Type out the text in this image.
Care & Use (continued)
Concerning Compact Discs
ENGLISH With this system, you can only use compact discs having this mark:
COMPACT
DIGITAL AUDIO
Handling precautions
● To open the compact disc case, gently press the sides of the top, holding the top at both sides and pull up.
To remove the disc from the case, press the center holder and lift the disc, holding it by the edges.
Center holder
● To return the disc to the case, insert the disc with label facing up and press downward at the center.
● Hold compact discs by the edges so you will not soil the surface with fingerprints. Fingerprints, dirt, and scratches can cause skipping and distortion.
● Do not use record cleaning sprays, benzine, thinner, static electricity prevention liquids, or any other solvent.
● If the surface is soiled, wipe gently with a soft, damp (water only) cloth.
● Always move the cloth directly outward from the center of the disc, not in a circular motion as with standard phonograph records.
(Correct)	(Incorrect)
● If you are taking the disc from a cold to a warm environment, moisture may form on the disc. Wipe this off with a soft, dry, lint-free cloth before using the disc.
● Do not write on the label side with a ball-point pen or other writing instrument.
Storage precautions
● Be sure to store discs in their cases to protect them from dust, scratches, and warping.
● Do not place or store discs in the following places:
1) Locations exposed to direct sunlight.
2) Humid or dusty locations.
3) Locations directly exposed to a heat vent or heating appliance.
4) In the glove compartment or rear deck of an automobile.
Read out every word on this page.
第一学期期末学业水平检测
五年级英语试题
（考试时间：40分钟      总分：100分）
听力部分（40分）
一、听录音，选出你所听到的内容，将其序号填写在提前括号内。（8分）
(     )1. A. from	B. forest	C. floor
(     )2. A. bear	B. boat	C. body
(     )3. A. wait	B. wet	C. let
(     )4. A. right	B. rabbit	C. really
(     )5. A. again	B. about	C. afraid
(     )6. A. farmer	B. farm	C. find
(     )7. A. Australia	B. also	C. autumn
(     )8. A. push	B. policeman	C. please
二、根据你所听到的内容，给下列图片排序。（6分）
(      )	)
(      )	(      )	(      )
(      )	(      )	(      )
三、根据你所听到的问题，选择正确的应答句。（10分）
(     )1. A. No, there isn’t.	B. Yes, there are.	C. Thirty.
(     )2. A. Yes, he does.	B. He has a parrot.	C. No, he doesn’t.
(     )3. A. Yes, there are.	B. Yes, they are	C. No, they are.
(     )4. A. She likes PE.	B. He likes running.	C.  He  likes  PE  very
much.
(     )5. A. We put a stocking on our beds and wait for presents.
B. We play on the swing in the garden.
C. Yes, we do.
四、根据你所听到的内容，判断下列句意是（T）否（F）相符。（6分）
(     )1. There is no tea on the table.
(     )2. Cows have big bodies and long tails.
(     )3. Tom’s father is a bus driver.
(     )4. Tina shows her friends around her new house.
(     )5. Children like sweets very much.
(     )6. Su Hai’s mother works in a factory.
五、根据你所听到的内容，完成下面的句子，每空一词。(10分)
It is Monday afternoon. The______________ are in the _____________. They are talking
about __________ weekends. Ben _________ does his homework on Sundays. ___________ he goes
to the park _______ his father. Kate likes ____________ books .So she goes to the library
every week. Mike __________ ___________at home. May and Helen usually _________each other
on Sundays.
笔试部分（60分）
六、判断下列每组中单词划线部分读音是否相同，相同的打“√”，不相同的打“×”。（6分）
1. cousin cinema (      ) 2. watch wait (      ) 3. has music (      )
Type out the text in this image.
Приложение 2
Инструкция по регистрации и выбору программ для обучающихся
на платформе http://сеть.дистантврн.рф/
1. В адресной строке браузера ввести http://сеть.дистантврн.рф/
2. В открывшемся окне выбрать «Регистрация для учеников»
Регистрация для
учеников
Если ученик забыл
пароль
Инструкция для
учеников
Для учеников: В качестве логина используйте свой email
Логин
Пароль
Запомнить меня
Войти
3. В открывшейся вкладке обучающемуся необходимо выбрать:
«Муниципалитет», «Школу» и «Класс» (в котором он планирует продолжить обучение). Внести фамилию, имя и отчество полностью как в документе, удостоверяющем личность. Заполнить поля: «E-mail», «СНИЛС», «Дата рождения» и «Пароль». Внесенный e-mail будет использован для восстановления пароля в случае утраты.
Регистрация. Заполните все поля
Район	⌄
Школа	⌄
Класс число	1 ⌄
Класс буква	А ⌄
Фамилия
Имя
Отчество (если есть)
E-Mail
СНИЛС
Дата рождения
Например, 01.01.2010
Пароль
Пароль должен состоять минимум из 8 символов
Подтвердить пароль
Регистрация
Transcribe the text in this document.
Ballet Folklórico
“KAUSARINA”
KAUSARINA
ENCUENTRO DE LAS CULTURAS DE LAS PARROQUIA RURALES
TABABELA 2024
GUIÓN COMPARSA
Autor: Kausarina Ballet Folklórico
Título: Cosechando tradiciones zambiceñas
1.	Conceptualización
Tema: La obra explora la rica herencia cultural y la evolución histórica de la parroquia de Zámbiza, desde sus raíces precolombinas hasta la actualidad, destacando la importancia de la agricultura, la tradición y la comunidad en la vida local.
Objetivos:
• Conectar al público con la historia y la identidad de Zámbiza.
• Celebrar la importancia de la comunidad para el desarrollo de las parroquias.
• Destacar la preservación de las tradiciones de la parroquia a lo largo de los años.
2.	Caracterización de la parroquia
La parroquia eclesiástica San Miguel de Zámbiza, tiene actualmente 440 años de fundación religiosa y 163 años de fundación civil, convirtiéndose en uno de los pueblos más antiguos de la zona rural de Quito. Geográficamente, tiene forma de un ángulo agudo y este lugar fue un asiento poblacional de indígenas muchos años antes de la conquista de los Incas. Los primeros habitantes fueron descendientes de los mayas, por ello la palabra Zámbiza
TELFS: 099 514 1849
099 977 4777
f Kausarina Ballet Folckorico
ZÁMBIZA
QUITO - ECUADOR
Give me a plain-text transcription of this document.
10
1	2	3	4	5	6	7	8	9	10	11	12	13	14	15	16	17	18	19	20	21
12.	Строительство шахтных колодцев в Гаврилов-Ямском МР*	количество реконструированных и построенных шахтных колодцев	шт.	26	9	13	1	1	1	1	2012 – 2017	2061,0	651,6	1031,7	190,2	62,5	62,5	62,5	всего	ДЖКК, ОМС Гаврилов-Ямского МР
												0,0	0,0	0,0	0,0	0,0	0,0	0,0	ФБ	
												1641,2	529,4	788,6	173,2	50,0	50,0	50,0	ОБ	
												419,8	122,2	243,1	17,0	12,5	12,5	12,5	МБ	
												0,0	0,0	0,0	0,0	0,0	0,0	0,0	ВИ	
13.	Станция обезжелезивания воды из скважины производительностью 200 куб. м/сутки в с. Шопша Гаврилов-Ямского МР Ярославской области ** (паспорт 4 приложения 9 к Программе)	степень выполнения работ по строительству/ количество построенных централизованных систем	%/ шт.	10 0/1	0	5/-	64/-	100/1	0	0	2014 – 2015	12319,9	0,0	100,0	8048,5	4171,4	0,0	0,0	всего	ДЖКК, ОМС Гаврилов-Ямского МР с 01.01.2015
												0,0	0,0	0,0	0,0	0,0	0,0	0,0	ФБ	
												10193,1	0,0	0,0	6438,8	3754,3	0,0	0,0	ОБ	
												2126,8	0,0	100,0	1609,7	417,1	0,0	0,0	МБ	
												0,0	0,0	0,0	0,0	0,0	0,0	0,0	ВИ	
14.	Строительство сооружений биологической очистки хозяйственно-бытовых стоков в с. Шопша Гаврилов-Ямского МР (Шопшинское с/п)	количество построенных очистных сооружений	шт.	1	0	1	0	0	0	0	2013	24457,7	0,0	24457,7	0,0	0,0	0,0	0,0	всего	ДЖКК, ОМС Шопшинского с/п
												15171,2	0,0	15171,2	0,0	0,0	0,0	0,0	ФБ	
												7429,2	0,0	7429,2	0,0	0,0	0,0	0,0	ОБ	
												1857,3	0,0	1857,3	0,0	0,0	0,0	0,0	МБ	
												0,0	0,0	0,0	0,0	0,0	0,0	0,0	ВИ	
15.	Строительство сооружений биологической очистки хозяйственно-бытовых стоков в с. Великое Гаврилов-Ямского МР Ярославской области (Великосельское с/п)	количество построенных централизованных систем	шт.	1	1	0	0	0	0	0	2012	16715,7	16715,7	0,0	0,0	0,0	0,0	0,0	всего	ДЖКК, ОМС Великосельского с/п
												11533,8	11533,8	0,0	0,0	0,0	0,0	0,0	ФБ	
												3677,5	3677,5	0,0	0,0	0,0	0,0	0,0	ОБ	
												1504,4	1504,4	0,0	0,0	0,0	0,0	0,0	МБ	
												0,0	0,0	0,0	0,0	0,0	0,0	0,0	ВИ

▶ **Written request**: Every line of the listing that holds "goes" should be found and copied.

▶ **Output**:
about __________ weekends. Ben _________ does his homework on Sundays. ___________ he goes
to the park _______ his father. Kate likes ____________ books .So she goes to the library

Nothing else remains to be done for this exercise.